(Task goal)
Would it be possible to write out each entry below exactly, without the pictures?

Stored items
▼

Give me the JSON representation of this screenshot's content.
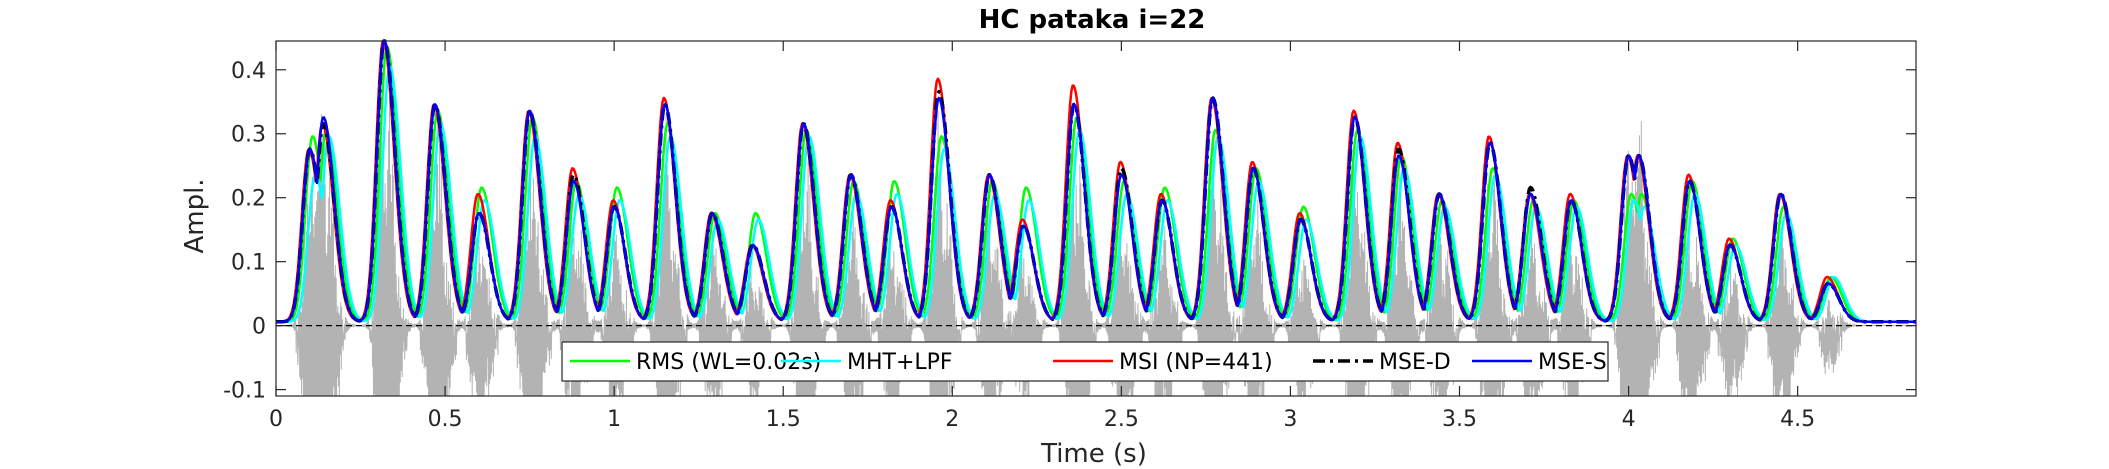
{
  "chart_data": {
    "type": "line",
    "title": "HC pataka i=22",
    "xlabel": "Time (s)",
    "ylabel": "Ampl.",
    "xlim": [
      0,
      4.85
    ],
    "ylim": [
      -0.11,
      0.445
    ],
    "xticks": [
      0,
      0.5,
      1,
      1.5,
      2,
      2.5,
      3,
      3.5,
      4,
      4.5
    ],
    "xtick_labels": [
      "0",
      "0.5",
      "1",
      "1.5",
      "2",
      "2.5",
      "3",
      "3.5",
      "4",
      "4.5"
    ],
    "yticks": [
      -0.1,
      0,
      0.1,
      0.2,
      0.3,
      0.4
    ],
    "ytick_labels": [
      "-0.1",
      "0",
      "0.1",
      "0.2",
      "0.3",
      "0.4"
    ],
    "grid": false,
    "legend_position": "bottom-center",
    "legend_orientation": "horizontal",
    "zero_line_color": "#000000",
    "waveform_color": "#b3b3b3",
    "peak_times": [
      0.1,
      0.14,
      0.32,
      0.47,
      0.6,
      0.75,
      0.88,
      1.0,
      1.15,
      1.29,
      1.41,
      1.56,
      1.7,
      1.82,
      1.96,
      2.11,
      2.21,
      2.36,
      2.5,
      2.62,
      2.77,
      2.89,
      3.03,
      3.19,
      3.32,
      3.44,
      3.59,
      3.71,
      3.83,
      4.0,
      4.03,
      4.18,
      4.3,
      4.45,
      4.59
    ],
    "series": [
      {
        "name": "RMS (WL=0.02s)",
        "color": "#00ff00",
        "dash": "solid",
        "width": 2.5,
        "peaks": [
          0.29,
          0.3,
          0.43,
          0.33,
          0.21,
          0.32,
          0.22,
          0.21,
          0.31,
          0.17,
          0.17,
          0.3,
          0.22,
          0.22,
          0.29,
          0.22,
          0.21,
          0.32,
          0.22,
          0.21,
          0.3,
          0.24,
          0.18,
          0.3,
          0.26,
          0.19,
          0.24,
          0.19,
          0.19,
          0.2,
          0.2,
          0.22,
          0.13,
          0.18,
          0.07
        ]
      },
      {
        "name": "MHT+LPF",
        "color": "#00ffff",
        "dash": "solid",
        "width": 2.5,
        "peaks": [
          0.23,
          0.29,
          0.4,
          0.31,
          0.19,
          0.29,
          0.2,
          0.19,
          0.29,
          0.16,
          0.16,
          0.29,
          0.2,
          0.2,
          0.27,
          0.2,
          0.19,
          0.3,
          0.2,
          0.19,
          0.29,
          0.22,
          0.16,
          0.29,
          0.24,
          0.18,
          0.23,
          0.18,
          0.18,
          0.19,
          0.18,
          0.2,
          0.12,
          0.17,
          0.07
        ]
      },
      {
        "name": "MSI (NP=441)",
        "color": "#ff0000",
        "dash": "solid",
        "width": 2.5,
        "peaks": [
          0.27,
          0.31,
          0.44,
          0.34,
          0.2,
          0.33,
          0.24,
          0.19,
          0.35,
          0.17,
          0.12,
          0.31,
          0.23,
          0.19,
          0.38,
          0.23,
          0.16,
          0.37,
          0.25,
          0.2,
          0.35,
          0.25,
          0.17,
          0.33,
          0.28,
          0.2,
          0.29,
          0.2,
          0.2,
          0.26,
          0.26,
          0.23,
          0.13,
          0.2,
          0.07
        ]
      },
      {
        "name": "MSE-D",
        "color": "#000000",
        "dash": "dashdot",
        "width": 3.5,
        "peaks": [
          0.27,
          0.31,
          0.44,
          0.34,
          0.17,
          0.33,
          0.23,
          0.18,
          0.34,
          0.17,
          0.12,
          0.31,
          0.23,
          0.18,
          0.36,
          0.23,
          0.15,
          0.34,
          0.24,
          0.19,
          0.35,
          0.24,
          0.16,
          0.32,
          0.27,
          0.2,
          0.28,
          0.21,
          0.19,
          0.26,
          0.26,
          0.22,
          0.12,
          0.2,
          0.06
        ]
      },
      {
        "name": "MSE-S",
        "color": "#0000ff",
        "dash": "solid",
        "width": 2.5,
        "peaks": [
          0.27,
          0.32,
          0.44,
          0.34,
          0.17,
          0.33,
          0.22,
          0.18,
          0.34,
          0.17,
          0.12,
          0.31,
          0.23,
          0.18,
          0.35,
          0.23,
          0.15,
          0.34,
          0.23,
          0.19,
          0.35,
          0.24,
          0.16,
          0.32,
          0.26,
          0.2,
          0.28,
          0.2,
          0.19,
          0.26,
          0.26,
          0.22,
          0.12,
          0.2,
          0.06
        ]
      }
    ]
  }
}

▲

(Completed task)
Give me the JSON representation of this screenshot's content.
{
  "chart_data": {
    "type": "line",
    "title": "HC pataka i=22",
    "xlabel": "Time (s)",
    "ylabel": "Ampl.",
    "xlim": [
      0,
      4.85
    ],
    "ylim": [
      -0.11,
      0.445
    ],
    "xticks": [
      0,
      0.5,
      1,
      1.5,
      2,
      2.5,
      3,
      3.5,
      4,
      4.5
    ],
    "xtick_labels": [
      "0",
      "0.5",
      "1",
      "1.5",
      "2",
      "2.5",
      "3",
      "3.5",
      "4",
      "4.5"
    ],
    "yticks": [
      -0.1,
      0,
      0.1,
      0.2,
      0.3,
      0.4
    ],
    "ytick_labels": [
      "-0.1",
      "0",
      "0.1",
      "0.2",
      "0.3",
      "0.4"
    ],
    "grid": false,
    "legend_position": "bottom-center",
    "legend_orientation": "horizontal",
    "zero_line_color": "#000000",
    "waveform_color": "#b3b3b3",
    "peak_times": [
      0.1,
      0.14,
      0.32,
      0.47,
      0.6,
      0.75,
      0.88,
      1.0,
      1.15,
      1.29,
      1.41,
      1.56,
      1.7,
      1.82,
      1.96,
      2.11,
      2.21,
      2.36,
      2.5,
      2.62,
      2.77,
      2.89,
      3.03,
      3.19,
      3.32,
      3.44,
      3.59,
      3.71,
      3.83,
      4.0,
      4.03,
      4.18,
      4.3,
      4.45,
      4.59
    ],
    "series": [
      {
        "name": "RMS (WL=0.02s)",
        "color": "#00ff00",
        "dash": "solid",
        "width": 2.5,
        "peaks": [
          0.29,
          0.3,
          0.43,
          0.33,
          0.21,
          0.32,
          0.22,
          0.21,
          0.31,
          0.17,
          0.17,
          0.3,
          0.22,
          0.22,
          0.29,
          0.22,
          0.21,
          0.32,
          0.22,
          0.21,
          0.3,
          0.24,
          0.18,
          0.3,
          0.26,
          0.19,
          0.24,
          0.19,
          0.19,
          0.2,
          0.2,
          0.22,
          0.13,
          0.18,
          0.07
        ]
      },
      {
        "name": "MHT+LPF",
        "color": "#00ffff",
        "dash": "solid",
        "width": 2.5,
        "peaks": [
          0.23,
          0.29,
          0.4,
          0.31,
          0.19,
          0.29,
          0.2,
          0.19,
          0.29,
          0.16,
          0.16,
          0.29,
          0.2,
          0.2,
          0.27,
          0.2,
          0.19,
          0.3,
          0.2,
          0.19,
          0.29,
          0.22,
          0.16,
          0.29,
          0.24,
          0.18,
          0.23,
          0.18,
          0.18,
          0.19,
          0.18,
          0.2,
          0.12,
          0.17,
          0.07
        ]
      },
      {
        "name": "MSI (NP=441)",
        "color": "#ff0000",
        "dash": "solid",
        "width": 2.5,
        "peaks": [
          0.27,
          0.31,
          0.44,
          0.34,
          0.2,
          0.33,
          0.24,
          0.19,
          0.35,
          0.17,
          0.12,
          0.31,
          0.23,
          0.19,
          0.38,
          0.23,
          0.16,
          0.37,
          0.25,
          0.2,
          0.35,
          0.25,
          0.17,
          0.33,
          0.28,
          0.2,
          0.29,
          0.2,
          0.2,
          0.26,
          0.26,
          0.23,
          0.13,
          0.2,
          0.07
        ]
      },
      {
        "name": "MSE-D",
        "color": "#000000",
        "dash": "dashdot",
        "width": 3.5,
        "peaks": [
          0.27,
          0.31,
          0.44,
          0.34,
          0.17,
          0.33,
          0.23,
          0.18,
          0.34,
          0.17,
          0.12,
          0.31,
          0.23,
          0.18,
          0.36,
          0.23,
          0.15,
          0.34,
          0.24,
          0.19,
          0.35,
          0.24,
          0.16,
          0.32,
          0.27,
          0.2,
          0.28,
          0.21,
          0.19,
          0.26,
          0.26,
          0.22,
          0.12,
          0.2,
          0.06
        ]
      },
      {
        "name": "MSE-S",
        "color": "#0000ff",
        "dash": "solid",
        "width": 2.5,
        "peaks": [
          0.27,
          0.32,
          0.44,
          0.34,
          0.17,
          0.33,
          0.22,
          0.18,
          0.34,
          0.17,
          0.12,
          0.31,
          0.23,
          0.18,
          0.35,
          0.23,
          0.15,
          0.34,
          0.23,
          0.19,
          0.35,
          0.24,
          0.16,
          0.32,
          0.26,
          0.2,
          0.28,
          0.2,
          0.19,
          0.26,
          0.26,
          0.22,
          0.12,
          0.2,
          0.06
        ]
      }
    ]
  }
}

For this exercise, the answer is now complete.